• [WHAT YOU SHOULD DO]: Throughout the records below, find each line holding "erfassen" and copy it.

• [DATA EXTRACTS]:
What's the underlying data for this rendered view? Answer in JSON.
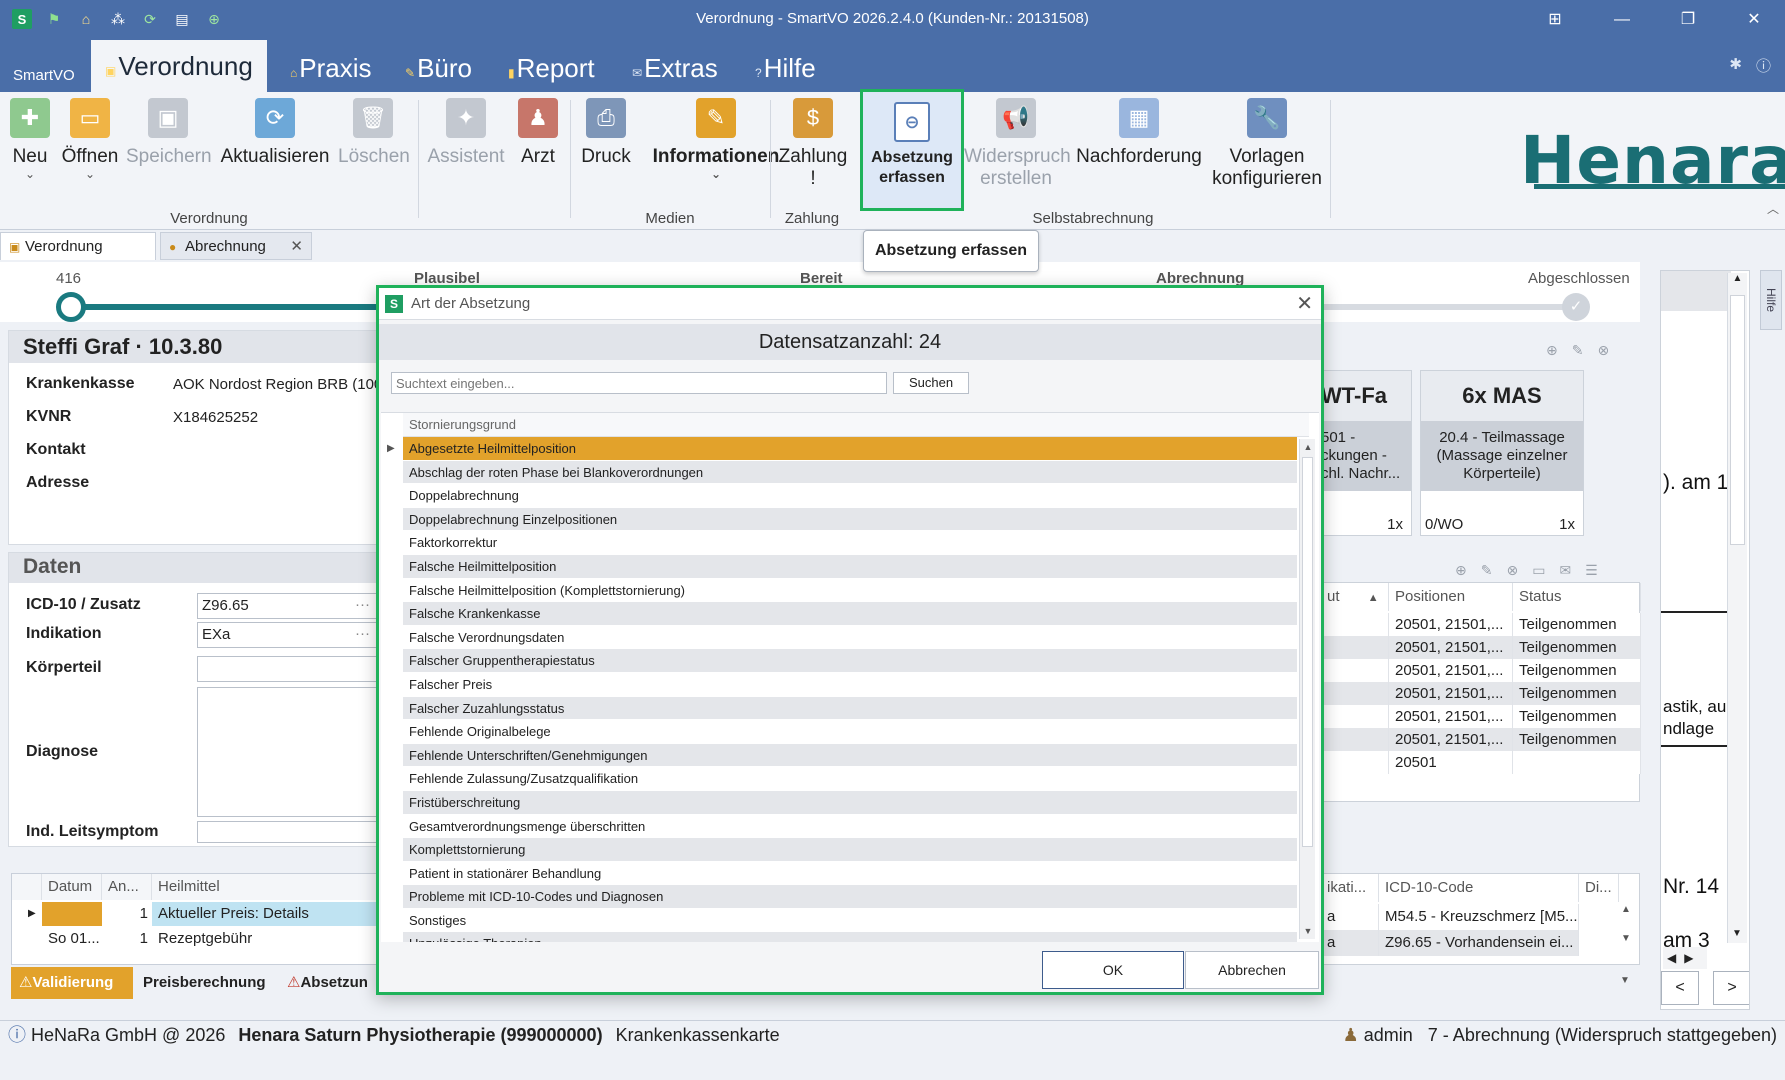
{
  "window": {
    "title": "Verordnung - SmartVO 2026.2.4.0 (Kunden-Nr.: 20131508)",
    "app_logo": "S",
    "controls": {
      "layout": "⊞",
      "minimize": "—",
      "restore": "❐",
      "close": "✕"
    }
  },
  "quick_access": [
    "flag-icon",
    "home-icon",
    "network-icon",
    "refresh-icon",
    "calendar-icon",
    "add-icon"
  ],
  "menu": {
    "app": "SmartVO",
    "items": [
      {
        "label": "Verordnung",
        "active": true
      },
      {
        "label": "Praxis"
      },
      {
        "label": "Büro"
      },
      {
        "label": "Report"
      },
      {
        "label": "Extras"
      },
      {
        "label": "Hilfe"
      }
    ]
  },
  "ribbon": {
    "groups": {
      "verordnung": "Verordnung",
      "medien": "Medien",
      "zahlung": "Zahlung",
      "selbstabrechnung": "Selbstabrechnung"
    },
    "buttons": {
      "neu": "Neu",
      "oeffnen": "Öffnen",
      "speichern": "Speichern",
      "aktualisieren": "Aktualisieren",
      "loeschen": "Löschen",
      "assistent": "Assistent",
      "arzt": "Arzt",
      "druck": "Druck",
      "informationen": "Informationen",
      "zahlung_1": "Zahlung",
      "zahlung_2": "!",
      "absetzung_1": "Absetzung",
      "absetzung_2": "erfassen",
      "widerspruch_1": "Widerspruch",
      "widerspruch_2": "erstellen",
      "nachforderung": "Nachforderung",
      "vorlagen_1": "Vorlagen",
      "vorlagen_2": "konfigurieren"
    },
    "brand": "Henara"
  },
  "tooltip": "Absetzung erfassen",
  "doc_tabs": {
    "tab1": "Verordnung",
    "tab2": "Abrechnung"
  },
  "progress": {
    "number": "416",
    "stages": [
      "Plausibel",
      "Bereit",
      "Abrechnung",
      "Abgeschlossen"
    ],
    "fill_fraction": 0.76
  },
  "patient": {
    "name": "Steffi Graf · 10.3.80",
    "labels": {
      "krankenkasse": "Krankenkasse",
      "kvnr": "KVNR",
      "kontakt": "Kontakt",
      "adresse": "Adresse"
    },
    "krankenkasse": "AOK Nordost Region BRB (100",
    "kvnr": "X184625252"
  },
  "daten": {
    "title": "Daten",
    "labels": {
      "icd": "ICD-10 / Zusatz",
      "indikation": "Indikation",
      "koerperteil": "Körperteil",
      "diagnose": "Diagnose",
      "leitsymptom": "Ind. Leitsymptom"
    },
    "icd": "Z96.65",
    "indikation": "EXa",
    "dots": "···"
  },
  "heilmittel_table": {
    "headers": [
      "Datum",
      "An...",
      "Heilmittel"
    ],
    "rows": [
      {
        "datum": "",
        "anzahl": "1",
        "heilmittel": "Aktueller Preis: Details"
      },
      {
        "datum": "So 01...",
        "anzahl": "1",
        "heilmittel": "Rezeptgebühr"
      }
    ]
  },
  "bottom_tabs": {
    "validierung": "Validierung",
    "preisberechnung": "Preisberechnung",
    "absetzung": "Absetzun"
  },
  "cards": [
    {
      "title": "WT-Fa",
      "body": "501 - ckungen - chl. Nachr...",
      "foot_left": "",
      "foot_right": "1x"
    },
    {
      "title": "6x MAS",
      "body": "20.4 - Teilmassage (Massage einzelner Körperteile)",
      "foot_left": "0/WO",
      "foot_right": "1x"
    }
  ],
  "positions_table": {
    "headers": [
      "ut",
      "Positionen",
      "Status"
    ],
    "rows": [
      {
        "positionen": "20501, 21501,...",
        "status": "Teilgenommen"
      },
      {
        "positionen": "20501, 21501,...",
        "status": "Teilgenommen"
      },
      {
        "positionen": "20501, 21501,...",
        "status": "Teilgenommen"
      },
      {
        "positionen": "20501, 21501,...",
        "status": "Teilgenommen"
      },
      {
        "positionen": "20501, 21501,...",
        "status": "Teilgenommen"
      },
      {
        "positionen": "20501, 21501,...",
        "status": "Teilgenommen"
      },
      {
        "positionen": "20501",
        "status": ""
      }
    ]
  },
  "icd_table": {
    "headers": [
      "ikati...",
      "ICD-10-Code",
      "Di..."
    ],
    "rows": [
      {
        "a": "a",
        "code": "M54.5 - Kreuzschmerz [M5..."
      },
      {
        "a": "a",
        "code": "Z96.65 - Vorhandensein ei..."
      }
    ]
  },
  "preview": {
    "l1": "). am 1",
    "l2": "astik, au",
    "l3": "ndlage",
    "l4": "Nr. 14",
    "l5": "am 3"
  },
  "help_side": "Hilfe",
  "statusbar": {
    "company": "HeNaRa GmbH @ 2026",
    "practice": "Henara Saturn Physiotherapie (999000000)",
    "card": "Krankenkassenkarte",
    "user": "admin",
    "state": "7 - Abrechnung (Widerspruch stattgegeben)"
  },
  "dialog": {
    "title": "Art der Absetzung",
    "count": "Datensatzanzahl: 24",
    "search_placeholder": "Suchtext eingeben...",
    "search_button": "Suchen",
    "column": "Stornierungsgrund",
    "rows": [
      "Abgesetzte Heilmittelposition",
      "Abschlag der roten Phase bei Blankoverordnungen",
      "Doppelabrechnung",
      "Doppelabrechnung Einzelpositionen",
      "Faktorkorrektur",
      "Falsche Heilmittelposition",
      "Falsche Heilmittelposition (Komplettstornierung)",
      "Falsche Krankenkasse",
      "Falsche Verordnungsdaten",
      "Falscher Gruppentherapiestatus",
      "Falscher Preis",
      "Falscher Zuzahlungsstatus",
      "Fehlende Originalbelege",
      "Fehlende Unterschriften/Genehmigungen",
      "Fehlende Zulassung/Zusatzqualifikation",
      "Fristüberschreitung",
      "Gesamtverordnungsmenge überschritten",
      "Komplettstornierung",
      "Patient in stationärer Behandlung",
      "Probleme mit ICD-10-Codes und Diagnosen",
      "Sonstiges",
      "Unzulässige Therapien"
    ],
    "ok": "OK",
    "cancel": "Abbrechen"
  },
  "colors": {
    "titlebar": "#4a6ea8",
    "accent_green": "#1fb25a",
    "selection": "#e2a22b",
    "brand": "#1a6e74"
  }
}
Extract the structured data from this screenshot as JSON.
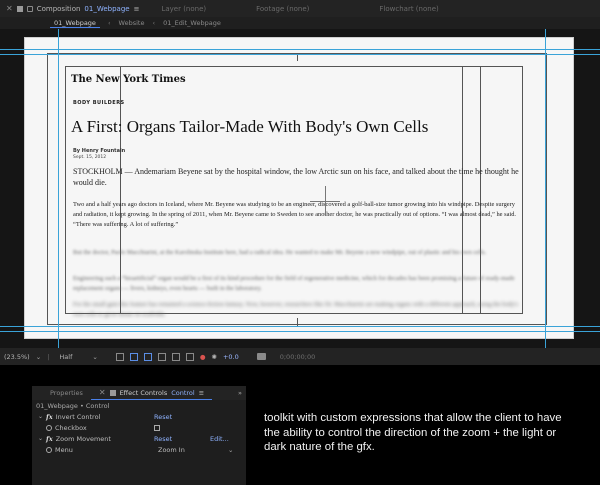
{
  "tabbar": {
    "composition_label": "Composition",
    "composition_name": "01_Webpage",
    "layer_tab": "Layer (none)",
    "footage_tab": "Footage (none)",
    "flowchart_tab": "Flowchart (none)"
  },
  "breadcrumbs": [
    "01_Webpage",
    "Website",
    "01_Edit_Webpage"
  ],
  "article": {
    "masthead": "The New York Times",
    "section": "BODY BUILDERS",
    "headline": "A First: Organs Tailor-Made With Body's Own Cells",
    "byline": "By Henry Fountain",
    "date": "Sept. 15, 2012",
    "p1": "STOCKHOLM — Andemariam Beyene sat by the hospital window, the low Arctic sun on his face, and talked about the time he thought he would die.",
    "p2": "Two and a half years ago doctors in Iceland, where Mr. Beyene was studying to be an engineer, discovered a golf-ball-size tumor growing into his windpipe. Despite surgery and radiation, it kept growing. In the spring of 2011, when Mr. Beyene came to Sweden to see another doctor, he was practically out of options. “I was almost dead,” he said. “There was suffering. A lot of suffering.”",
    "p3": "But the doctor, Paolo Macchiarini, at the Karolinska Institute here, had a radical idea. He wanted to make Mr. Beyene a new windpipe, out of plastic and his own cells.",
    "p4": "Engineering such a “bioartificial” organ would be a first of its kind procedure for the field of regenerative medicine, which for decades has been promising a future of ready-made replacement organs — livers, kidneys, even hearts — built in the laboratory.",
    "p5": "For the small gain this feature has remained a science-fiction fantasy. Now, however, researchers like Dr. Macchiarini are making organs with a different approach, using the body's own cells to grow tissue on scaffolds."
  },
  "statusbar": {
    "zoom": "(23.5%)",
    "resolution": "Half",
    "exposure": "+0.0",
    "timecode": "0;00;00;00"
  },
  "fxpanel": {
    "tab_properties": "Properties",
    "tab_effect_controls": "Effect Controls",
    "tab_effect_target": "Control",
    "title": "01_Webpage • Control",
    "rows": [
      {
        "label": "Invert Control",
        "reset": "Reset"
      },
      {
        "label": "Checkbox"
      },
      {
        "label": "Zoom Movement",
        "reset": "Reset",
        "edit": "Edit..."
      },
      {
        "label": "Menu",
        "value": "Zoom In"
      }
    ]
  },
  "caption": "toolkit with custom expressions that allow the client to have the ability to control the direction of the zoom + the light or dark nature of the gfx.",
  "colors": {
    "guide": "#3aa3d8",
    "accent_blue": "#8fb3ff",
    "tab_underline": "#4a80e8"
  }
}
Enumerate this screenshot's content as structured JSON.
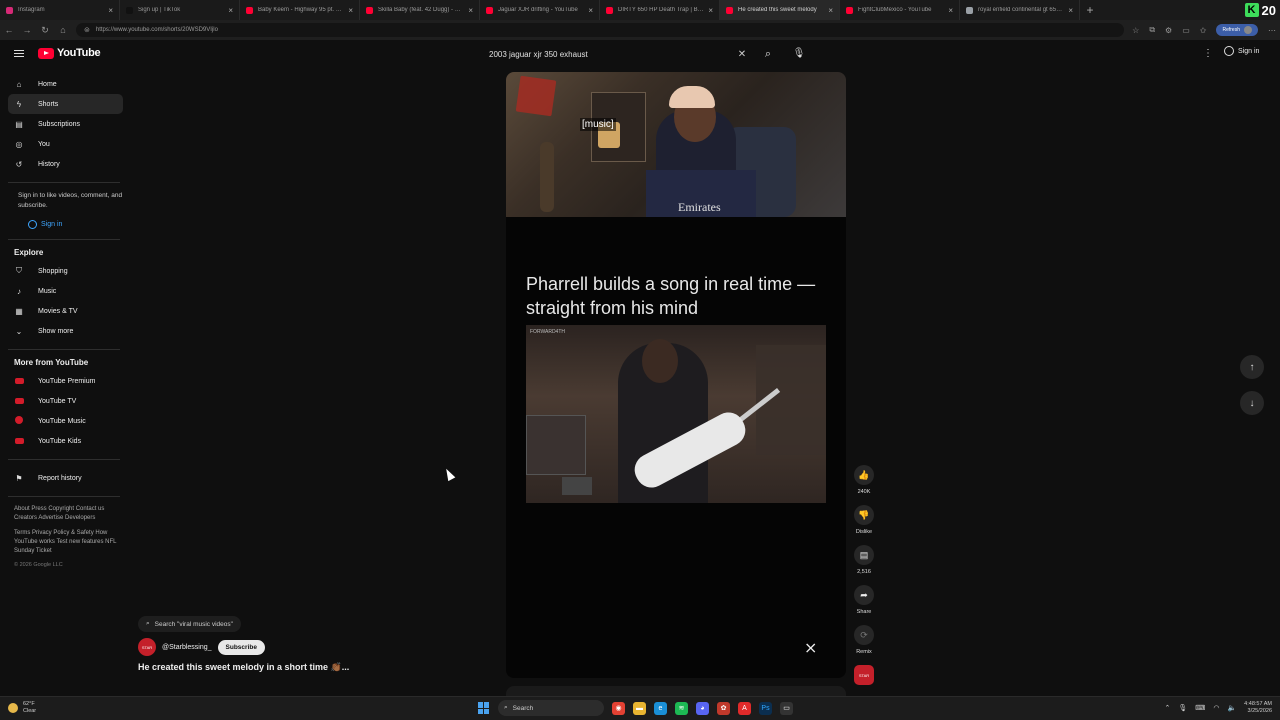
{
  "browser": {
    "tabs": [
      {
        "label": "Instagram",
        "color": "#d62976"
      },
      {
        "label": "Sign up | TikTok",
        "color": "#111111"
      },
      {
        "label": "Baby Keem - Highway 95 pt. 2 (Off",
        "color": "#ff0033"
      },
      {
        "label": "Skilla Baby (feat. 42 Dugg) - West",
        "color": "#ff0033"
      },
      {
        "label": "Jaguar XJR drifting - YouTube",
        "color": "#ff0033"
      },
      {
        "label": "DIRTY 650 HP Death Trap | Big Tur",
        "color": "#ff0033"
      },
      {
        "label": "He created this sweet melody",
        "color": "#ff0033"
      },
      {
        "label": "FightClubMexico - YouTube",
        "color": "#ff0033"
      },
      {
        "label": "royal enfield continental gt 650 b",
        "color": "#9aa0a6"
      }
    ],
    "active_tab_index": 6,
    "url": "https://www.youtube.com/shorts/20WSD9VIjlo",
    "refresh_label": "Refresh",
    "brand_letter": "K",
    "brand_number": "20"
  },
  "header": {
    "logo_text": "YouTube",
    "search_value": "2003 jaguar xjr 350 exhaust",
    "sign_in": "Sign in"
  },
  "sidebar": {
    "main": [
      {
        "label": "Home",
        "icon": "home-icon"
      },
      {
        "label": "Shorts",
        "icon": "shorts-icon"
      },
      {
        "label": "Subscriptions",
        "icon": "subscriptions-icon"
      },
      {
        "label": "You",
        "icon": "you-icon"
      },
      {
        "label": "History",
        "icon": "history-icon"
      }
    ],
    "signin_prompt": "Sign in to like videos, comment, and subscribe.",
    "signin_button": "Sign in",
    "explore_heading": "Explore",
    "explore": [
      {
        "label": "Shopping"
      },
      {
        "label": "Music"
      },
      {
        "label": "Movies & TV"
      },
      {
        "label": "Show more"
      }
    ],
    "more_heading": "More from YouTube",
    "more": [
      {
        "label": "YouTube Premium"
      },
      {
        "label": "YouTube TV"
      },
      {
        "label": "YouTube Music"
      },
      {
        "label": "YouTube Kids"
      }
    ],
    "report": "Report history",
    "footer1": "About  Press  Copyright  Contact us  Creators  Advertise  Developers",
    "footer2": "Terms  Privacy  Policy & Safety  How YouTube works  Test new features  NFL Sunday Ticket",
    "copyright": "© 2026 Google LLC"
  },
  "video": {
    "caption": "[music]",
    "shirt_text": "Emirates",
    "headline": "Pharrell builds a song in real time — straight from his mind",
    "clip_watermark": "FORWARD4TH"
  },
  "actions": {
    "like_count": "240K",
    "dislike_label": "Dislike",
    "comment_count": "2,516",
    "share_label": "Share",
    "remix_label": "Remix",
    "channel_avatar_text": "STAR"
  },
  "meta": {
    "search_chip": "Search \"viral music videos\"",
    "channel": "@Starblessing_",
    "subscribe": "Subscribe",
    "title": "He created this sweet melody in a short time 👏🏾..."
  },
  "taskbar": {
    "temp": "62°F",
    "condition": "Clear",
    "search": "Search",
    "time": "4:48:57 AM",
    "date": "3/25/2026"
  }
}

• [ANSWER FOR THE TASK]:
      "absetzung_2": "erfassen",
  "tooltip": "Absetzung erfassen",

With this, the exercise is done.